**INFORMATION SUPPLIED**
========================
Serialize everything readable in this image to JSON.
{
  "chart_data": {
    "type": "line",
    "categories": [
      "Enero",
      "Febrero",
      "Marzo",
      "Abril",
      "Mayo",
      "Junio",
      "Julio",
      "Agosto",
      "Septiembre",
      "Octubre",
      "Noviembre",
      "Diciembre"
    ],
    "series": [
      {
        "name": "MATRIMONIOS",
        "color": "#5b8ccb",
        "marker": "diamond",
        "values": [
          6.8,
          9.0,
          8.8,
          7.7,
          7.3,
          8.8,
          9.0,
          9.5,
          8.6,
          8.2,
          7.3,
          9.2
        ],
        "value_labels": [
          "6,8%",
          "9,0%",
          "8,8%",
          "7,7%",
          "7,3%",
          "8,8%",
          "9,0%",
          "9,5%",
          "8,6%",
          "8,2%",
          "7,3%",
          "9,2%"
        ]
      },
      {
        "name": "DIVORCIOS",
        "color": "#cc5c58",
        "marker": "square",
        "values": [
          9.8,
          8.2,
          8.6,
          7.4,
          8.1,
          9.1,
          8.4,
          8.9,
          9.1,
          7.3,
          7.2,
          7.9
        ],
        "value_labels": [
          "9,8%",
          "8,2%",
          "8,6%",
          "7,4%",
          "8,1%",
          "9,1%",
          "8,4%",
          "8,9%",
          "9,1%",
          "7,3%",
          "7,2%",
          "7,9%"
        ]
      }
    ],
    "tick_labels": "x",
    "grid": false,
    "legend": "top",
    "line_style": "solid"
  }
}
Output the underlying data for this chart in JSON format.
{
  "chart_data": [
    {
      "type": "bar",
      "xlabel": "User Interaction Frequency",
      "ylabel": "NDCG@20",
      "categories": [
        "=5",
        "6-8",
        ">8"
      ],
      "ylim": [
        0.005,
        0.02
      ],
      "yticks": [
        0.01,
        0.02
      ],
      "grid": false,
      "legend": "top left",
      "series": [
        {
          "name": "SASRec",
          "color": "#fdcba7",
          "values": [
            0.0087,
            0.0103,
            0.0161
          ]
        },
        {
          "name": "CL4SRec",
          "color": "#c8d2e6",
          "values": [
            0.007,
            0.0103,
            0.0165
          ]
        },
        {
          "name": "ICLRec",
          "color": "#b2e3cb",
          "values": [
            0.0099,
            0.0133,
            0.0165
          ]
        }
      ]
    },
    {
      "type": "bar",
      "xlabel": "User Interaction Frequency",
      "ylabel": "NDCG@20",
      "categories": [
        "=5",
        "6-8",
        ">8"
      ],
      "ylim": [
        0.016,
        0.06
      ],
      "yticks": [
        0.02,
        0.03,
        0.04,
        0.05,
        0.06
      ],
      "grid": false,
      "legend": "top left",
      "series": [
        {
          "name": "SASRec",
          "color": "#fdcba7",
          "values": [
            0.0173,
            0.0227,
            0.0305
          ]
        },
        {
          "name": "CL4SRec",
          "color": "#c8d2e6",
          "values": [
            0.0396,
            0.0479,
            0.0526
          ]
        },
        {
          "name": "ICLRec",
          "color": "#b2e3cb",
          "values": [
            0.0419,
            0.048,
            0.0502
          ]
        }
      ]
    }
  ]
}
========================
**DESCRIPTION OF THE TASK**
The entries above must be returned exactly.

**ANSWER TO THIS TASK**
Serialize everything readable in this image to JSON.
{
  "chart_data": {
    "type": "line",
    "categories": [
      "Enero",
      "Febrero",
      "Marzo",
      "Abril",
      "Mayo",
      "Junio",
      "Julio",
      "Agosto",
      "Septiembre",
      "Octubre",
      "Noviembre",
      "Diciembre"
    ],
    "series": [
      {
        "name": "MATRIMONIOS",
        "color": "#5b8ccb",
        "marker": "diamond",
        "values": [
          6.8,
          9.0,
          8.8,
          7.7,
          7.3,
          8.8,
          9.0,
          9.5,
          8.6,
          8.2,
          7.3,
          9.2
        ],
        "value_labels": [
          "6,8%",
          "9,0%",
          "8,8%",
          "7,7%",
          "7,3%",
          "8,8%",
          "9,0%",
          "9,5%",
          "8,6%",
          "8,2%",
          "7,3%",
          "9,2%"
        ]
      },
      {
        "name": "DIVORCIOS",
        "color": "#cc5c58",
        "marker": "square",
        "values": [
          9.8,
          8.2,
          8.6,
          7.4,
          8.1,
          9.1,
          8.4,
          8.9,
          9.1,
          7.3,
          7.2,
          7.9
        ],
        "value_labels": [
          "9,8%",
          "8,2%",
          "8,6%",
          "7,4%",
          "8,1%",
          "9,1%",
          "8,4%",
          "8,9%",
          "9,1%",
          "7,3%",
          "7,2%",
          "7,9%"
        ]
      }
    ],
    "tick_labels": "x",
    "grid": false,
    "legend": "top",
    "line_style": "solid"
  }
}
Output the underlying data for this chart in JSON format.
{
  "chart_data": [
    {
      "type": "bar",
      "xlabel": "User Interaction Frequency",
      "ylabel": "NDCG@20",
      "categories": [
        "=5",
        "6-8",
        ">8"
      ],
      "ylim": [
        0.005,
        0.02
      ],
      "yticks": [
        0.01,
        0.02
      ],
      "grid": false,
      "legend": "top left",
      "series": [
        {
          "name": "SASRec",
          "color": "#fdcba7",
          "values": [
            0.0087,
            0.0103,
            0.0161
          ]
        },
        {
          "name": "CL4SRec",
          "color": "#c8d2e6",
          "values": [
            0.007,
            0.0103,
            0.0165
          ]
        },
        {
          "name": "ICLRec",
          "color": "#b2e3cb",
          "values": [
            0.0099,
            0.0133,
            0.0165
          ]
        }
      ]
    },
    {
      "type": "bar",
      "xlabel": "User Interaction Frequency",
      "ylabel": "NDCG@20",
      "categories": [
        "=5",
        "6-8",
        ">8"
      ],
      "ylim": [
        0.016,
        0.06
      ],
      "yticks": [
        0.02,
        0.03,
        0.04,
        0.05,
        0.06
      ],
      "grid": false,
      "legend": "top left",
      "series": [
        {
          "name": "SASRec",
          "color": "#fdcba7",
          "values": [
            0.0173,
            0.0227,
            0.0305
          ]
        },
        {
          "name": "CL4SRec",
          "color": "#c8d2e6",
          "values": [
            0.0396,
            0.0479,
            0.0526
          ]
        },
        {
          "name": "ICLRec",
          "color": "#b2e3cb",
          "values": [
            0.0419,
            0.048,
            0.0502
          ]
        }
      ]
    }
  ]
}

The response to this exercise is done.